Required task -> Give only the number of lines in the records that include the string "安全提醒".

### Materials provided

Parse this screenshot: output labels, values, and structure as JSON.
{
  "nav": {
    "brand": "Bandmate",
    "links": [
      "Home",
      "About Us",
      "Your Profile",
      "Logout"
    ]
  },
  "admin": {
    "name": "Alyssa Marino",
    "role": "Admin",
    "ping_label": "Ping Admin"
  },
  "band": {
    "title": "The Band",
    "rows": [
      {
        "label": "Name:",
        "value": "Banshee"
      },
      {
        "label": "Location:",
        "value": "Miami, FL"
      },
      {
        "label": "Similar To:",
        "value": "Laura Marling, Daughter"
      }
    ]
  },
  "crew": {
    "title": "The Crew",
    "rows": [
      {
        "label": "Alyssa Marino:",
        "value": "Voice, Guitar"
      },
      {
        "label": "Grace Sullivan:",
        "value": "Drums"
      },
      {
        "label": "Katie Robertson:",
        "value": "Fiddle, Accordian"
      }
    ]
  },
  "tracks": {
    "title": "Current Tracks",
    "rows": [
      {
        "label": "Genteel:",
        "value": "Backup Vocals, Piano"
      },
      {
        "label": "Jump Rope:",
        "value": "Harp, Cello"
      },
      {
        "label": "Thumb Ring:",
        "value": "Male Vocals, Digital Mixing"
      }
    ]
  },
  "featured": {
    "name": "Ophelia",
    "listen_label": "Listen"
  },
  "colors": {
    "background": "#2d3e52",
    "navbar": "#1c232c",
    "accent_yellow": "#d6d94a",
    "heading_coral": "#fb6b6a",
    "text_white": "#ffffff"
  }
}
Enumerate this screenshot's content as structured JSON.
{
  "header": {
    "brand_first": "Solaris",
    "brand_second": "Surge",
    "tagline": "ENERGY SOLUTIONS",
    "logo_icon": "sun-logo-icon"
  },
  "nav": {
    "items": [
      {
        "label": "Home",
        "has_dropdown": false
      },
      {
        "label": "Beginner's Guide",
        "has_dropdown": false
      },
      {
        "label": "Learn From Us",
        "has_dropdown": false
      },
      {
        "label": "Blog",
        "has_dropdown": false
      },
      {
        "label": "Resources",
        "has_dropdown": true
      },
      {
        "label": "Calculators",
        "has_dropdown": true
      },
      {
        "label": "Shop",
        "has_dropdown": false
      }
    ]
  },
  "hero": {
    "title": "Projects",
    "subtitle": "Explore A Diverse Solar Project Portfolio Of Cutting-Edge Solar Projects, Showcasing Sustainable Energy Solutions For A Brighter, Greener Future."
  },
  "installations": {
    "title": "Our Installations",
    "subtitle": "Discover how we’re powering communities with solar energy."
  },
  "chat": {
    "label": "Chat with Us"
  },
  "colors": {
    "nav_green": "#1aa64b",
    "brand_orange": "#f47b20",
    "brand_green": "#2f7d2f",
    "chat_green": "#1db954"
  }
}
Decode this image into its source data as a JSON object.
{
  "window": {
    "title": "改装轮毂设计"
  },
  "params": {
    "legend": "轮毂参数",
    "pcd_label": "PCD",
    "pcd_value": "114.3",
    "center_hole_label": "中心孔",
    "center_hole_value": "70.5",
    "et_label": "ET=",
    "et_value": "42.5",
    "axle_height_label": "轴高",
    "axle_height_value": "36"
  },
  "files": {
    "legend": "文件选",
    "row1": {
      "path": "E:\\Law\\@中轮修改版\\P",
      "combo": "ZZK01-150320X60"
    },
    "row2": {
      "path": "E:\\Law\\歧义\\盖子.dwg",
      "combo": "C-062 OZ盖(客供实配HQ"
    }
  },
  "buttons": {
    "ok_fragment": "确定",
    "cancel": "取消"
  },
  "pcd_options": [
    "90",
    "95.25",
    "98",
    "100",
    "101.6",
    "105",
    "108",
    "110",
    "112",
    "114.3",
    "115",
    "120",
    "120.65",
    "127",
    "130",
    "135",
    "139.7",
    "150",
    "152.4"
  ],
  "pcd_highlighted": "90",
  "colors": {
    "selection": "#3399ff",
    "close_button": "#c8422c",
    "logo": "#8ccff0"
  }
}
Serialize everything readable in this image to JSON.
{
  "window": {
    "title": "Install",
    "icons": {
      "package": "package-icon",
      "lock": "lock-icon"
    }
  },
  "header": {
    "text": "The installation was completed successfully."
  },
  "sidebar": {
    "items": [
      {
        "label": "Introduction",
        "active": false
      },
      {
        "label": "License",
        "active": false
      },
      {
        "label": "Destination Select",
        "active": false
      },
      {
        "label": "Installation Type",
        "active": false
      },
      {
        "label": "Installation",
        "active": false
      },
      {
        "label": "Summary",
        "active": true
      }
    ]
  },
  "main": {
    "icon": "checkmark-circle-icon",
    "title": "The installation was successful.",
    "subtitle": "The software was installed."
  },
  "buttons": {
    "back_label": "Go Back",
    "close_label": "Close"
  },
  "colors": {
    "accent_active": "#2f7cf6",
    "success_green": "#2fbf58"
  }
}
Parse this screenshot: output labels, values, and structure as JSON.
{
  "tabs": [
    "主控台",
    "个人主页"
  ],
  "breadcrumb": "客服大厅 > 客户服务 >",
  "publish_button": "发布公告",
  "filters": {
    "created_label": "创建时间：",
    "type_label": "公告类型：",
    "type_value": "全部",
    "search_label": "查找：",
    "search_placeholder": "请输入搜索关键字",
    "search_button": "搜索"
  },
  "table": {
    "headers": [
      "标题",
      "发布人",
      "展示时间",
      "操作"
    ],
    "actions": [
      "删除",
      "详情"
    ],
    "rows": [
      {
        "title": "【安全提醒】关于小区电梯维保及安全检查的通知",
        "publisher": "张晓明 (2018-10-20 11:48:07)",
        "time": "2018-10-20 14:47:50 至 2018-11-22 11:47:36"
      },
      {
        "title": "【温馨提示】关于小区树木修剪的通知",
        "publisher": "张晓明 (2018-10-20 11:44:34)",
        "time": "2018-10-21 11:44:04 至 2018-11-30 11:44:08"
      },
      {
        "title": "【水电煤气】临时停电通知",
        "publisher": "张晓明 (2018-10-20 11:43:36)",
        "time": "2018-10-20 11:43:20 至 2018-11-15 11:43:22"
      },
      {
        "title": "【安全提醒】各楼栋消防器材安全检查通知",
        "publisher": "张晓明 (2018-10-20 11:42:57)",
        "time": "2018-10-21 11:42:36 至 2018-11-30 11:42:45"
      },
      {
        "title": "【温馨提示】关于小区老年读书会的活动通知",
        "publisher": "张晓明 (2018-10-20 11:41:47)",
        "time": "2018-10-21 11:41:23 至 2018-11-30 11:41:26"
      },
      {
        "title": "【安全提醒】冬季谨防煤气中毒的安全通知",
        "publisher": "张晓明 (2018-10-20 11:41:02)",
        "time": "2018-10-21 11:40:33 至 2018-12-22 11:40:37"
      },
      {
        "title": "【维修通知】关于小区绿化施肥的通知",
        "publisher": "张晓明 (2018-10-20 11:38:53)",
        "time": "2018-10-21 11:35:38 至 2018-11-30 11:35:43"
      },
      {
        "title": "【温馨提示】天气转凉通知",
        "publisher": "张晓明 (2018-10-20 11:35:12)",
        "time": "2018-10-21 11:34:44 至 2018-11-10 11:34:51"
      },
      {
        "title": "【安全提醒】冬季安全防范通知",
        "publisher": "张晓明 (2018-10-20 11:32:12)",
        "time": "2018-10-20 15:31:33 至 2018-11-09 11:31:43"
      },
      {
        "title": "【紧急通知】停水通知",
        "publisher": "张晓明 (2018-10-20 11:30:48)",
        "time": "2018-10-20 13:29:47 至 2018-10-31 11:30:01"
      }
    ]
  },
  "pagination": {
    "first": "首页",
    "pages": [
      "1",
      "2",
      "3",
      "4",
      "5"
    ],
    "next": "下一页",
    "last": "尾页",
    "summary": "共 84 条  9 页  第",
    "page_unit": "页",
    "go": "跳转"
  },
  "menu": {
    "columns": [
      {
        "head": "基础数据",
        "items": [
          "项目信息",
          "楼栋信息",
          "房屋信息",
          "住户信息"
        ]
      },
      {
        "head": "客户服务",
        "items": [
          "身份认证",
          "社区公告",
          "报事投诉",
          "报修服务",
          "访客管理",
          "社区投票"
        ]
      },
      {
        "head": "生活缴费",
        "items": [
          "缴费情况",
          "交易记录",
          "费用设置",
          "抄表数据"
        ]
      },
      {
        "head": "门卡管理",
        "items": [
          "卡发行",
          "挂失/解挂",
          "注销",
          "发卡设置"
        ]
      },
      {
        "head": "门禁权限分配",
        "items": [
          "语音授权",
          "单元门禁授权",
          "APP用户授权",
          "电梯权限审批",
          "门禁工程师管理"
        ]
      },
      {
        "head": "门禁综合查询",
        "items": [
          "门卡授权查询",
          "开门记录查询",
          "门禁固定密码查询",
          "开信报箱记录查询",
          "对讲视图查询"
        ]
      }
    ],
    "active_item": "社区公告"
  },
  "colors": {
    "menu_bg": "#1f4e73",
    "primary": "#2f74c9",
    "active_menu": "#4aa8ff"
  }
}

######

Solution to the exercise -> 4